### AIM
Copy the lines holding the word "this", all of them.

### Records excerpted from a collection
***

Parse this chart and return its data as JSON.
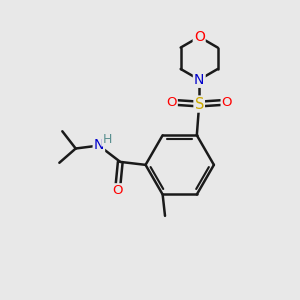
{
  "background_color": "#e8e8e8",
  "atom_colors": {
    "C": "#000000",
    "N": "#0000cc",
    "O": "#ff0000",
    "S": "#ccaa00",
    "H": "#5a9090"
  },
  "bond_color": "#1a1a1a",
  "bond_width": 1.8,
  "figsize": [
    3.0,
    3.0
  ],
  "dpi": 100,
  "xlim": [
    0,
    10
  ],
  "ylim": [
    0,
    10
  ]
}
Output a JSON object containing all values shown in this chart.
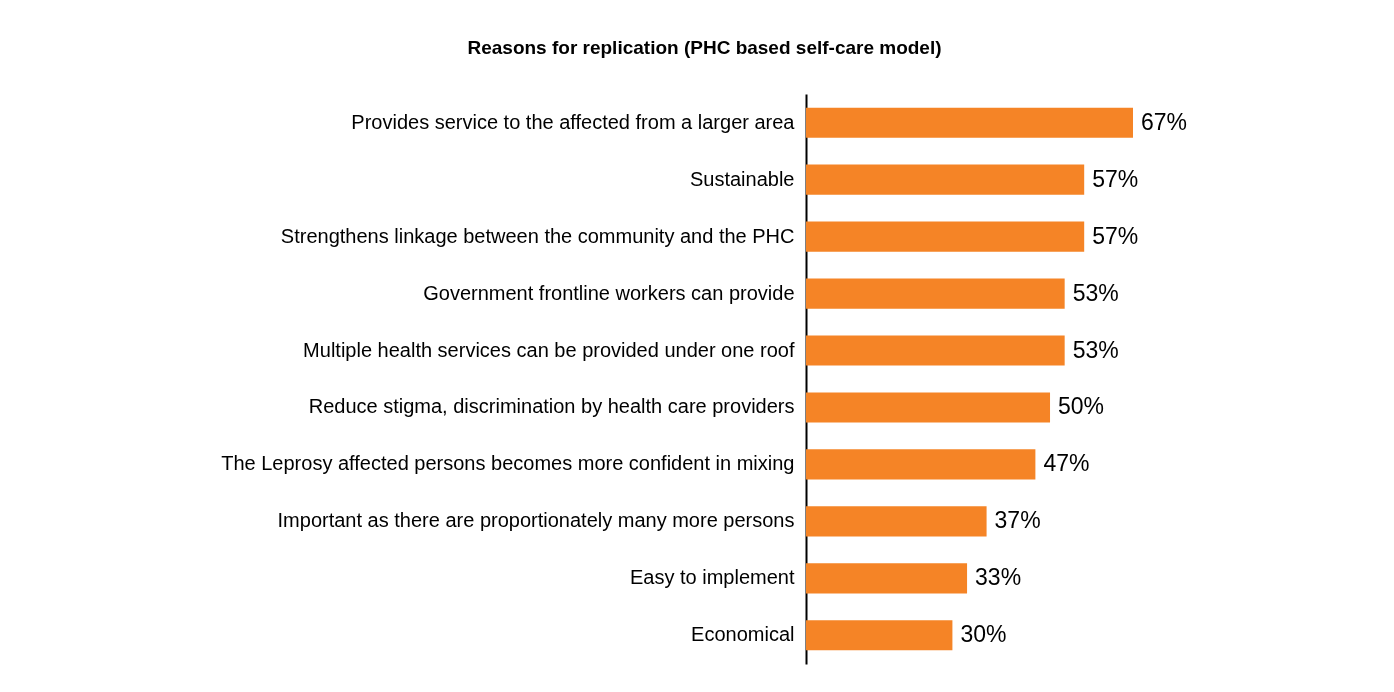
{
  "chart_data": {
    "type": "bar",
    "orientation": "horizontal",
    "title": "Reasons for replication (PHC based self-care model)",
    "categories": [
      "Provides service to the affected from a larger area",
      "Sustainable",
      "Strengthens linkage between the community and the PHC",
      "Government frontline workers can provide",
      "Multiple health services can be provided under one roof",
      "Reduce stigma, discrimination by health care providers",
      "The Leprosy affected persons becomes more confident in mixing",
      "Important as there are proportionately many more persons",
      "Easy to implement",
      "Economical"
    ],
    "values": [
      67,
      57,
      57,
      53,
      53,
      50,
      47,
      37,
      33,
      30
    ],
    "value_labels": [
      "67%",
      "57%",
      "57%",
      "53%",
      "53%",
      "50%",
      "47%",
      "37%",
      "33%",
      "30%"
    ],
    "color": "#f58426"
  }
}
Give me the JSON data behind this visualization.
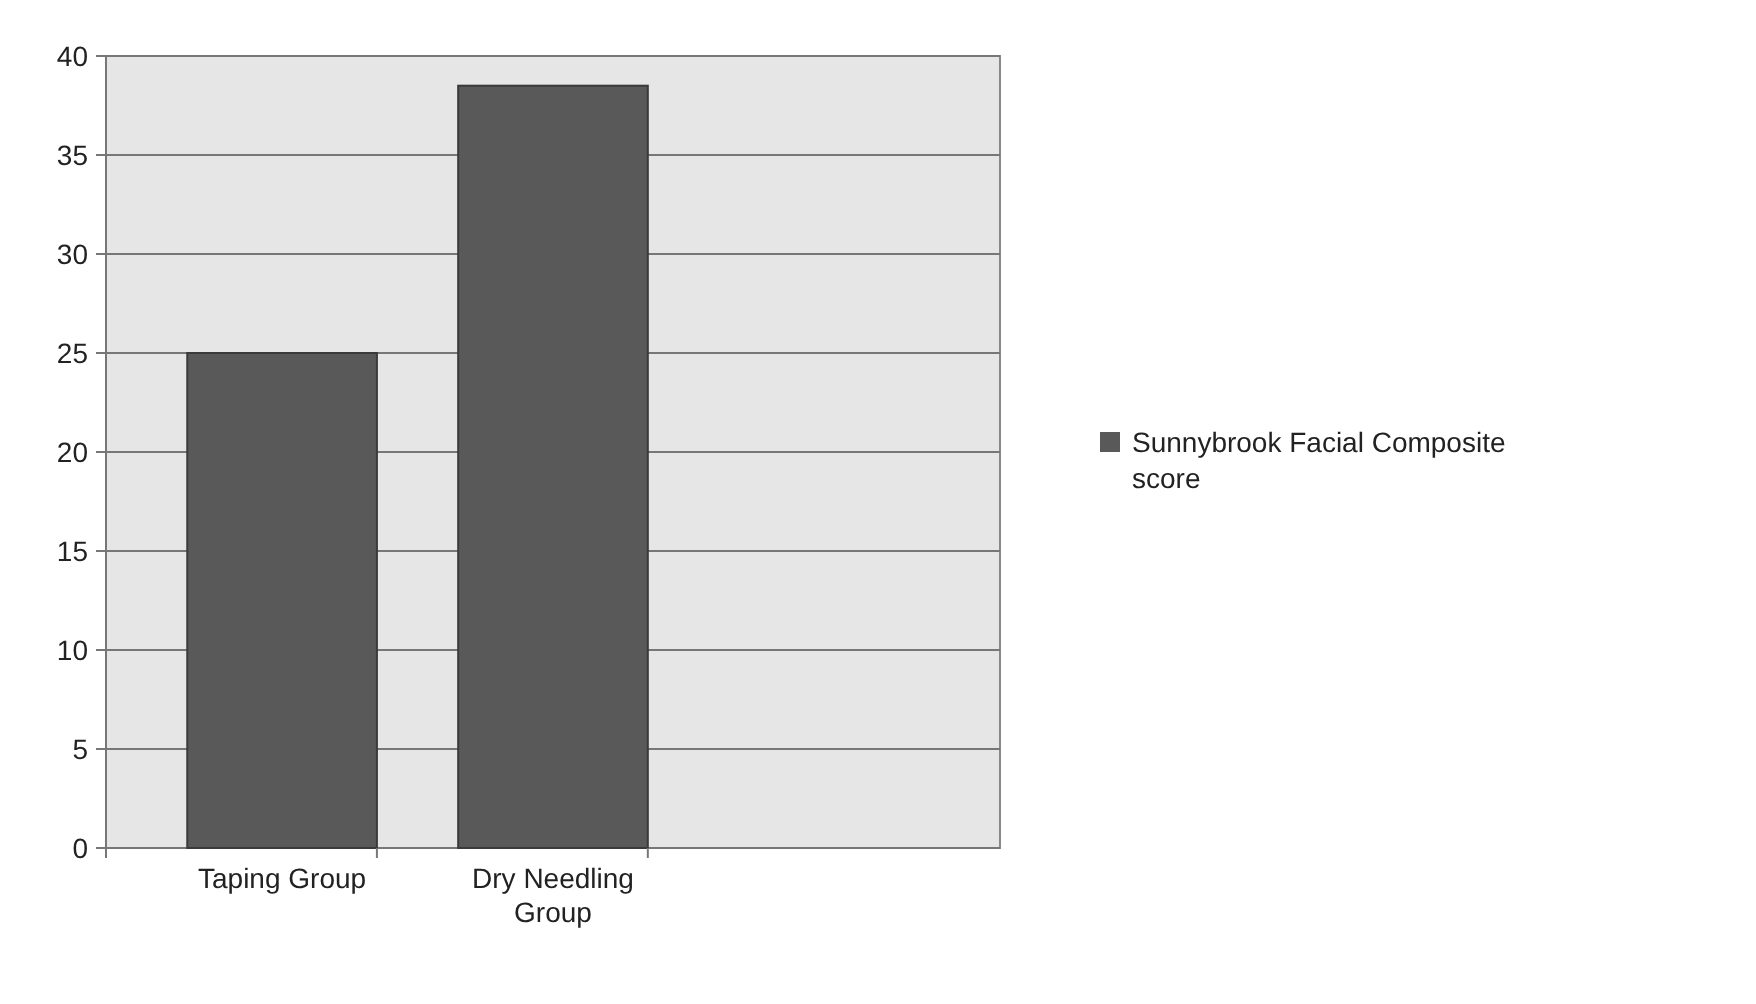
{
  "chart_data": {
    "type": "bar",
    "categories": [
      "Taping Group",
      "Dry Needling Group",
      null
    ],
    "series": [
      {
        "name": "Sunnybrook Facial Composite score",
        "color": "#595959",
        "values": [
          25,
          38.5,
          null
        ]
      }
    ],
    "ylim": [
      0,
      40
    ],
    "yticks": [
      0,
      5,
      10,
      15,
      20,
      25,
      30,
      35,
      40
    ],
    "grid": "y",
    "legend": "right"
  }
}
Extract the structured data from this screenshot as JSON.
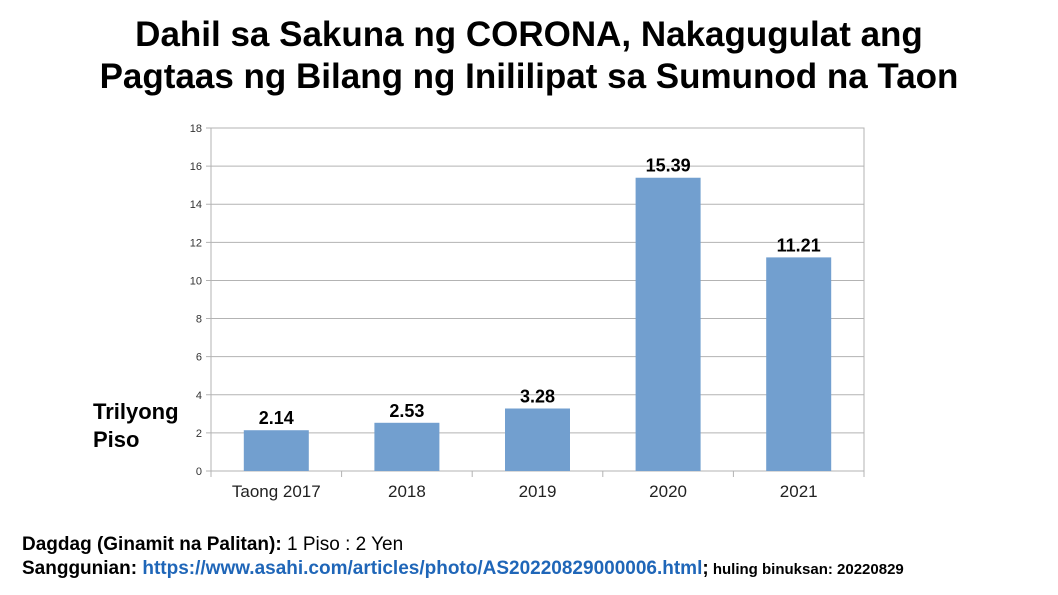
{
  "title": {
    "line1": "Dahil sa Sakuna ng CORONA, Nakagugulat ang",
    "line2": "Pagtaas ng Bilang ng Inililipat sa Sumunod na Taon"
  },
  "chart_data": {
    "type": "bar",
    "categories": [
      "Taong 2017",
      "2018",
      "2019",
      "2020",
      "2021"
    ],
    "values": [
      2.14,
      2.53,
      3.28,
      15.39,
      11.21
    ],
    "value_labels": [
      "2.14",
      "2.53",
      "3.28",
      "15.39",
      "11.21"
    ],
    "ylabel": "Trilyong Piso",
    "ylabel_lines": [
      "Trilyong",
      "Piso"
    ],
    "ylim": [
      0,
      18
    ],
    "yticks": [
      0,
      2,
      4,
      6,
      8,
      10,
      12,
      14,
      16,
      18
    ],
    "grid": true,
    "bar_color": "#729fcf"
  },
  "footer": {
    "note_label": "Dagdag (Ginamit na Palitan):",
    "note_value": " 1 Piso : 2 Yen",
    "source_label": "Sanggunian:",
    "source_url": "https://www.asahi.com/articles/photo/AS20220829000006.html",
    "source_sep": ";",
    "accessed": " huling binuksan: 20220829"
  }
}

***

### COMPLETE OUTPUT
Parse this chart and return its data as JSON.
Output a JSON object containing all values shown in this chart.
Give me the JSON data behind this visualization.
Extract the structured data from this screenshot as JSON.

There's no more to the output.